§ **Part of a data file**

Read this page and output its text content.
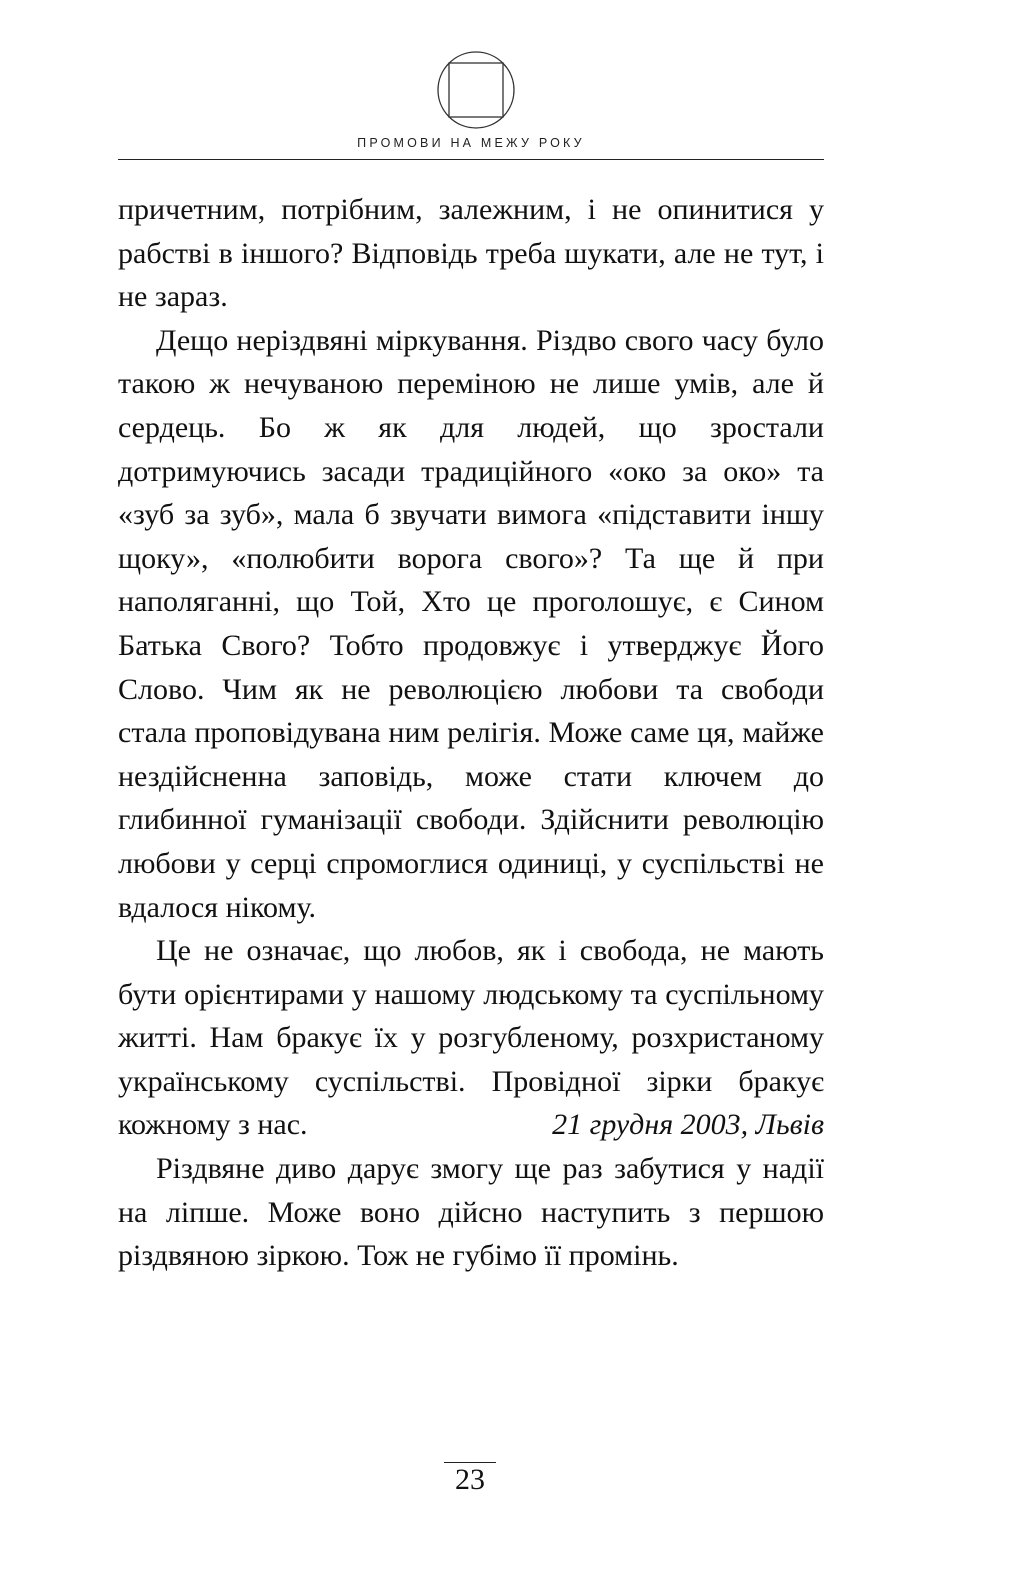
ПРОМОВИ НА МЕЖУ РОКУ

причетним, потрібним, залежним, і не опинитися у рабстві в іншого? Відповідь треба шукати, але не тут, і не зараз.

Дещо неріздвяні міркування. Різдво свого часу було такою ж нечуваною переміною не лише умів, але й сердець. Бо ж як для людей, що зростали дотримуючись засади традиційного «око за око» та «зуб за зуб», мала б звучати вимога «підставити іншу щоку», «полюбити ворога свого»? Та ще й при наполяганні, що Той, Хто це проголошує, є Сином Батька Свого? Тобто продовжує і утверджує Його Слово. Чим як не революцією любови та свободи стала проповідувана ним релігія. Може саме ця, майже нездійсненна заповідь, може стати ключем до глибинної гуманізації свободи. Здійснити революцію любови у серці спромоглися одиниці, у суспільстві не вдалося нікому.

Це не означає, що любов, як і свобода, не мають бути орієнтирами у нашому людському та суспільному житті. Нам бракує їх у розгубленому, розхристаному українському суспільстві. Провідної зірки бракує кожному з нас.

Різдвяне диво дарує змогу ще раз забутися у надії на ліпше. Може воно дійсно наступить з першою різдвяною зіркою. Тож не губімо її промінь.

21 грудня 2003, Львів
23
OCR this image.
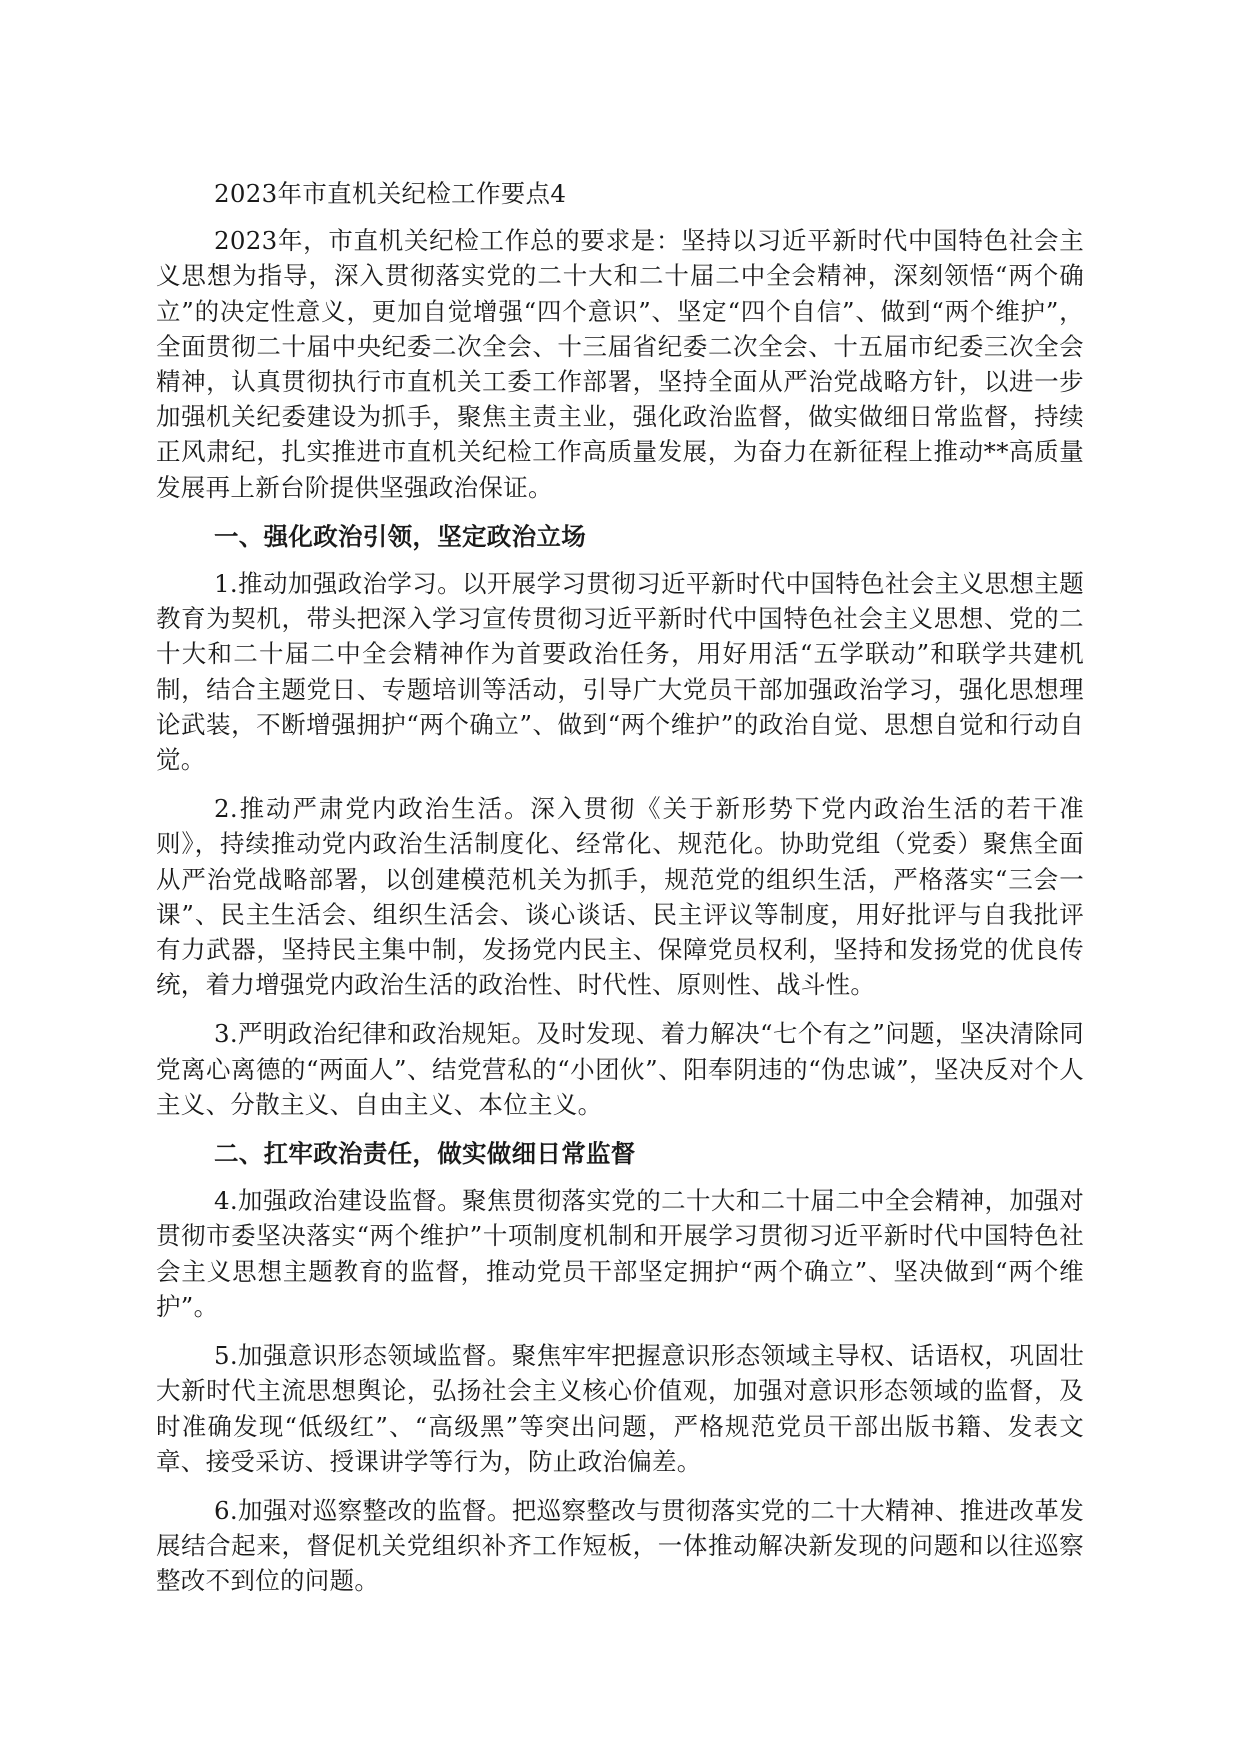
2023年市直机关纪检工作要点4

2023年，市直机关纪检工作总的要求是：坚持以习近平新时代中国特色社会主义思想为指导，深入贯彻落实党的二十大和二十届二中全会精神，深刻领悟“两个确立”的决定性意义，更加自觉增强“四个意识”、坚定“四个自信”、做到“两个维护”，全面贯彻二十届中央纪委二次全会、十三届省纪委二次全会、十五届市纪委三次全会精神，认真贯彻执行市直机关工委工作部署，坚持全面从严治党战略方针，以进一步加强机关纪委建设为抓手，聚焦主责主业，强化政治监督，做实做细日常监督，持续正风肃纪，扎实推进市直机关纪检工作高质量发展，为奋力在新征程上推动**高质量发展再上新台阶提供坚强政治保证。

一、强化政治引领，坚定政治立场

1.推动加强政治学习。以开展学习贯彻习近平新时代中国特色社会主义思想主题教育为契机，带头把深入学习宣传贯彻习近平新时代中国特色社会主义思想、党的二十大和二十届二中全会精神作为首要政治任务，用好用活“五学联动”和联学共建机制，结合主题党日、专题培训等活动，引导广大党员干部加强政治学习，强化思想理论武装，不断增强拥护“两个确立”、做到“两个维护”的政治自觉、思想自觉和行动自觉。

2.推动严肃党内政治生活。深入贯彻《关于新形势下党内政治生活的若干准则》，持续推动党内政治生活制度化、经常化、规范化。协助党组（党委）聚焦全面从严治党战略部署，以创建模范机关为抓手，规范党的组织生活，严格落实“三会一课”、民主生活会、组织生活会、谈心谈话、民主评议等制度，用好批评与自我批评有力武器，坚持民主集中制，发扬党内民主、保障党员权利，坚持和发扬党的优良传统，着力增强党内政治生活的政治性、时代性、原则性、战斗性。

3.严明政治纪律和政治规矩。及时发现、着力解决“七个有之”问题，坚决清除同党离心离德的“两面人”、结党营私的“小团伙”、阳奉阴违的“伪忠诚”，坚决反对个人主义、分散主义、自由主义、本位主义。

二、扛牢政治责任，做实做细日常监督

4.加强政治建设监督。聚焦贯彻落实党的二十大和二十届二中全会精神，加强对贯彻市委坚决落实“两个维护”十项制度机制和开展学习贯彻习近平新时代中国特色社会主义思想主题教育的监督，推动党员干部坚定拥护“两个确立”、坚决做到“两个维护”。

5.加强意识形态领域监督。聚焦牢牢把握意识形态领域主导权、话语权，巩固壮大新时代主流思想舆论，弘扬社会主义核心价值观，加强对意识形态领域的监督，及时准确发现“低级红”、“高级黑”等突出问题，严格规范党员干部出版书籍、发表文章、接受采访、授课讲学等行为，防止政治偏差。

6.加强对巡察整改的监督。把巡察整改与贯彻落实党的二十大精神、推进改革发展结合起来，督促机关党组织补齐工作短板，一体推动解决新发现的问题和以往巡察整改不到位的问题。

§ **What is expected**
Each record above must be returned exactly as written, with its pictures omitted.

§ **Output for this exercise**
Read this page and output its text content.
ПРОМОВИ НА МЕЖУ РОКУ

причетним, потрібним, залежним, і не опинитися у рабстві в іншого? Відповідь треба шукати, але не тут, і не зараз.

Дещо неріздвяні міркування. Різдво свого часу було такою ж нечуваною переміною не лише умів, але й сердець. Бо ж як для людей, що зростали дотримуючись засади традиційного «око за око» та «зуб за зуб», мала б звучати вимога «підставити іншу щоку», «полюбити ворога свого»? Та ще й при наполяганні, що Той, Хто це проголошує, є Сином Батька Свого? Тобто продовжує і утверджує Його Слово. Чим як не революцією любови та свободи стала проповідувана ним релігія. Може саме ця, майже нездійсненна заповідь, може стати ключем до глибинної гуманізації свободи. Здійснити революцію любови у серці спромоглися одиниці, у суспільстві не вдалося нікому.

Це не означає, що любов, як і свобода, не мають бути орієнтирами у нашому людському та суспільному житті. Нам бракує їх у розгубленому, розхристаному українському суспільстві. Провідної зірки бракує кожному з нас.

Різдвяне диво дарує змогу ще раз забутися у надії на ліпше. Може воно дійсно наступить з першою різдвяною зіркою. Тож не губімо її промінь.

21 грудня 2003, Львів
23
OCR this image.
2023年市直机关纪检工作要点4

2023年，市直机关纪检工作总的要求是：坚持以习近平新时代中国特色社会主义思想为指导，深入贯彻落实党的二十大和二十届二中全会精神，深刻领悟“两个确立”的决定性意义，更加自觉增强“四个意识”、坚定“四个自信”、做到“两个维护”，全面贯彻二十届中央纪委二次全会、十三届省纪委二次全会、十五届市纪委三次全会精神，认真贯彻执行市直机关工委工作部署，坚持全面从严治党战略方针，以进一步加强机关纪委建设为抓手，聚焦主责主业，强化政治监督，做实做细日常监督，持续正风肃纪，扎实推进市直机关纪检工作高质量发展，为奋力在新征程上推动**高质量发展再上新台阶提供坚强政治保证。

一、强化政治引领，坚定政治立场

1.推动加强政治学习。以开展学习贯彻习近平新时代中国特色社会主义思想主题教育为契机，带头把深入学习宣传贯彻习近平新时代中国特色社会主义思想、党的二十大和二十届二中全会精神作为首要政治任务，用好用活“五学联动”和联学共建机制，结合主题党日、专题培训等活动，引导广大党员干部加强政治学习，强化思想理论武装，不断增强拥护“两个确立”、做到“两个维护”的政治自觉、思想自觉和行动自觉。

2.推动严肃党内政治生活。深入贯彻《关于新形势下党内政治生活的若干准则》，持续推动党内政治生活制度化、经常化、规范化。协助党组（党委）聚焦全面从严治党战略部署，以创建模范机关为抓手，规范党的组织生活，严格落实“三会一课”、民主生活会、组织生活会、谈心谈话、民主评议等制度，用好批评与自我批评有力武器，坚持民主集中制，发扬党内民主、保障党员权利，坚持和发扬党的优良传统，着力增强党内政治生活的政治性、时代性、原则性、战斗性。

3.严明政治纪律和政治规矩。及时发现、着力解决“七个有之”问题，坚决清除同党离心离德的“两面人”、结党营私的“小团伙”、阳奉阴违的“伪忠诚”，坚决反对个人主义、分散主义、自由主义、本位主义。

二、扛牢政治责任，做实做细日常监督

4.加强政治建设监督。聚焦贯彻落实党的二十大和二十届二中全会精神，加强对贯彻市委坚决落实“两个维护”十项制度机制和开展学习贯彻习近平新时代中国特色社会主义思想主题教育的监督，推动党员干部坚定拥护“两个确立”、坚决做到“两个维护”。

5.加强意识形态领域监督。聚焦牢牢把握意识形态领域主导权、话语权，巩固壮大新时代主流思想舆论，弘扬社会主义核心价值观，加强对意识形态领域的监督，及时准确发现“低级红”、“高级黑”等突出问题，严格规范党员干部出版书籍、发表文章、接受采访、授课讲学等行为，防止政治偏差。

6.加强对巡察整改的监督。把巡察整改与贯彻落实党的二十大精神、推进改革发展结合起来，督促机关党组织补齐工作短板，一体推动解决新发现的问题和以往巡察整改不到位的问题。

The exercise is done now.